▸ **MATERIAL SUPPLIED**
##########
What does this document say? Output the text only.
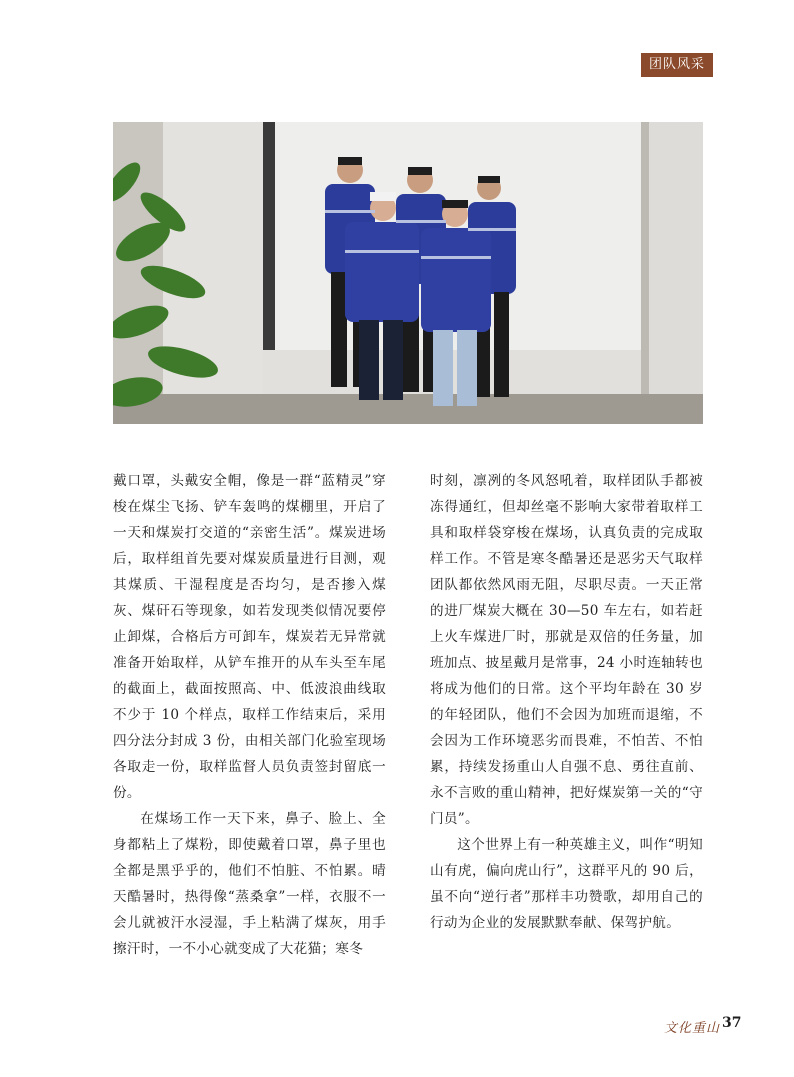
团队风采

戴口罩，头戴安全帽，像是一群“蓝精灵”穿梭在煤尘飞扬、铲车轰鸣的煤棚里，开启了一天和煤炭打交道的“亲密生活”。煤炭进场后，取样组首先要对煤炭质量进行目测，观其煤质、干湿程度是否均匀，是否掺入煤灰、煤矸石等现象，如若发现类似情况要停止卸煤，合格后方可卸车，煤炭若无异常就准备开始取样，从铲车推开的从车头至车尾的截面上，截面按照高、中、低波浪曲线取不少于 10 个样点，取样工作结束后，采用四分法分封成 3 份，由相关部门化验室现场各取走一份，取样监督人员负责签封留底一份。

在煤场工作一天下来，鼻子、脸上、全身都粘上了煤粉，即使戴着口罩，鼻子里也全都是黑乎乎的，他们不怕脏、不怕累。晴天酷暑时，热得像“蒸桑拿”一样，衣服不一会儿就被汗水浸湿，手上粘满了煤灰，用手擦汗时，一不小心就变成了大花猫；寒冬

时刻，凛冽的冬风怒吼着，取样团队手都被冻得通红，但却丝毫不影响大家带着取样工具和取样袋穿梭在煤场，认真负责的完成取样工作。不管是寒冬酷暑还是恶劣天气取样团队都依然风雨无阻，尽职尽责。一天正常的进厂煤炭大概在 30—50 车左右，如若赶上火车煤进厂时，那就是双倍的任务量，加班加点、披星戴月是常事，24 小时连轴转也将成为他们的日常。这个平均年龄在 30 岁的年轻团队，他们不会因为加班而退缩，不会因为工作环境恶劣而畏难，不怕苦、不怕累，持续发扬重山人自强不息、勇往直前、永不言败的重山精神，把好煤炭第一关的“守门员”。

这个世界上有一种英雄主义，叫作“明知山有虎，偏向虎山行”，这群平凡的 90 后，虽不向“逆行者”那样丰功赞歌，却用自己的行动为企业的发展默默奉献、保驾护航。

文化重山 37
##########
▸ **PROBLEM TO SOLVE**
Output the full set of records above without changing a word, and drop the images.

▸ **THE RESPONSE**
What does this document say? Output the text only.
团队风采

戴口罩，头戴安全帽，像是一群“蓝精灵”穿梭在煤尘飞扬、铲车轰鸣的煤棚里，开启了一天和煤炭打交道的“亲密生活”。煤炭进场后，取样组首先要对煤炭质量进行目测，观其煤质、干湿程度是否均匀，是否掺入煤灰、煤矸石等现象，如若发现类似情况要停止卸煤，合格后方可卸车，煤炭若无异常就准备开始取样，从铲车推开的从车头至车尾的截面上，截面按照高、中、低波浪曲线取不少于 10 个样点，取样工作结束后，采用四分法分封成 3 份，由相关部门化验室现场各取走一份，取样监督人员负责签封留底一份。

在煤场工作一天下来，鼻子、脸上、全身都粘上了煤粉，即使戴着口罩，鼻子里也全都是黑乎乎的，他们不怕脏、不怕累。晴天酷暑时，热得像“蒸桑拿”一样，衣服不一会儿就被汗水浸湿，手上粘满了煤灰，用手擦汗时，一不小心就变成了大花猫；寒冬

时刻，凛冽的冬风怒吼着，取样团队手都被冻得通红，但却丝毫不影响大家带着取样工具和取样袋穿梭在煤场，认真负责的完成取样工作。不管是寒冬酷暑还是恶劣天气取样团队都依然风雨无阻，尽职尽责。一天正常的进厂煤炭大概在 30—50 车左右，如若赶上火车煤进厂时，那就是双倍的任务量，加班加点、披星戴月是常事，24 小时连轴转也将成为他们的日常。这个平均年龄在 30 岁的年轻团队，他们不会因为加班而退缩，不会因为工作环境恶劣而畏难，不怕苦、不怕累，持续发扬重山人自强不息、勇往直前、永不言败的重山精神，把好煤炭第一关的“守门员”。

这个世界上有一种英雄主义，叫作“明知山有虎，偏向虎山行”，这群平凡的 90 后，虽不向“逆行者”那样丰功赞歌，却用自己的行动为企业的发展默默奉献、保驾护航。

文化重山 37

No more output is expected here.